SUPPLIED DATA:
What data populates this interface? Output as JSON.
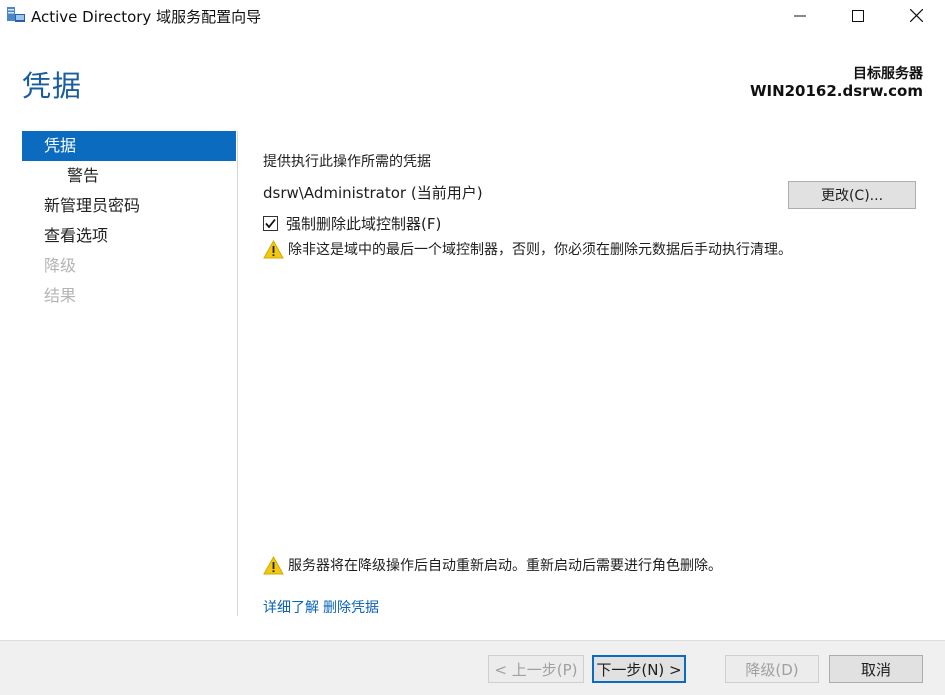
{
  "window": {
    "title": "Active Directory 域服务配置向导",
    "icon": "server-tool-icon",
    "controls": [
      "minimize-icon",
      "maximize-icon",
      "close-icon"
    ]
  },
  "header": {
    "page_title": "凭据",
    "target_label": "目标服务器",
    "target_name": "WIN20162.dsrw.com"
  },
  "nav": {
    "items": [
      {
        "label": "凭据",
        "state": "active"
      },
      {
        "label": "警告",
        "state": "sub"
      },
      {
        "label": "新管理员密码",
        "state": "normal"
      },
      {
        "label": "查看选项",
        "state": "normal"
      },
      {
        "label": "降级",
        "state": "disabled"
      },
      {
        "label": "结果",
        "state": "disabled"
      }
    ]
  },
  "main": {
    "heading": "提供执行此操作所需的凭据",
    "user": "dsrw\\Administrator (当前用户)",
    "change_button": "更改(C)...",
    "force_remove_label": "强制删除此域控制器(F)",
    "force_remove_checked": true,
    "warning_text": "除非这是域中的最后一个域控制器，否则，你必须在删除元数据后手动执行清理。",
    "restart_warning": "服务器将在降级操作后自动重新启动。重新启动后需要进行角色删除。",
    "learn_more_link": "详细了解",
    "remove_credentials_link": "删除凭据"
  },
  "footer": {
    "prev_button": "< 上一步(P)",
    "next_button": "下一步(N) >",
    "demote_button": "降级(D)",
    "cancel_button": "取消"
  },
  "colors": {
    "accent": "#0a6bbf",
    "title_blue": "#1a5d9f",
    "link": "#0a63b5",
    "warning_yellow": "#f2c811",
    "disabled_text": "#b4b4b4"
  }
}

WHAT TO DO: Repeat the records word for word. Any picture in them should be left out.

THE RESPONSE:
What data populates this interface? Output as JSON.
{
  "window": {
    "title": "Active Directory 域服务配置向导",
    "icon": "server-tool-icon",
    "controls": [
      "minimize-icon",
      "maximize-icon",
      "close-icon"
    ]
  },
  "header": {
    "page_title": "凭据",
    "target_label": "目标服务器",
    "target_name": "WIN20162.dsrw.com"
  },
  "nav": {
    "items": [
      {
        "label": "凭据",
        "state": "active"
      },
      {
        "label": "警告",
        "state": "sub"
      },
      {
        "label": "新管理员密码",
        "state": "normal"
      },
      {
        "label": "查看选项",
        "state": "normal"
      },
      {
        "label": "降级",
        "state": "disabled"
      },
      {
        "label": "结果",
        "state": "disabled"
      }
    ]
  },
  "main": {
    "heading": "提供执行此操作所需的凭据",
    "user": "dsrw\\Administrator (当前用户)",
    "change_button": "更改(C)...",
    "force_remove_label": "强制删除此域控制器(F)",
    "force_remove_checked": true,
    "warning_text": "除非这是域中的最后一个域控制器，否则，你必须在删除元数据后手动执行清理。",
    "restart_warning": "服务器将在降级操作后自动重新启动。重新启动后需要进行角色删除。",
    "learn_more_link": "详细了解",
    "remove_credentials_link": "删除凭据"
  },
  "footer": {
    "prev_button": "< 上一步(P)",
    "next_button": "下一步(N) >",
    "demote_button": "降级(D)",
    "cancel_button": "取消"
  },
  "colors": {
    "accent": "#0a6bbf",
    "title_blue": "#1a5d9f",
    "link": "#0a63b5",
    "warning_yellow": "#f2c811",
    "disabled_text": "#b4b4b4"
  }
}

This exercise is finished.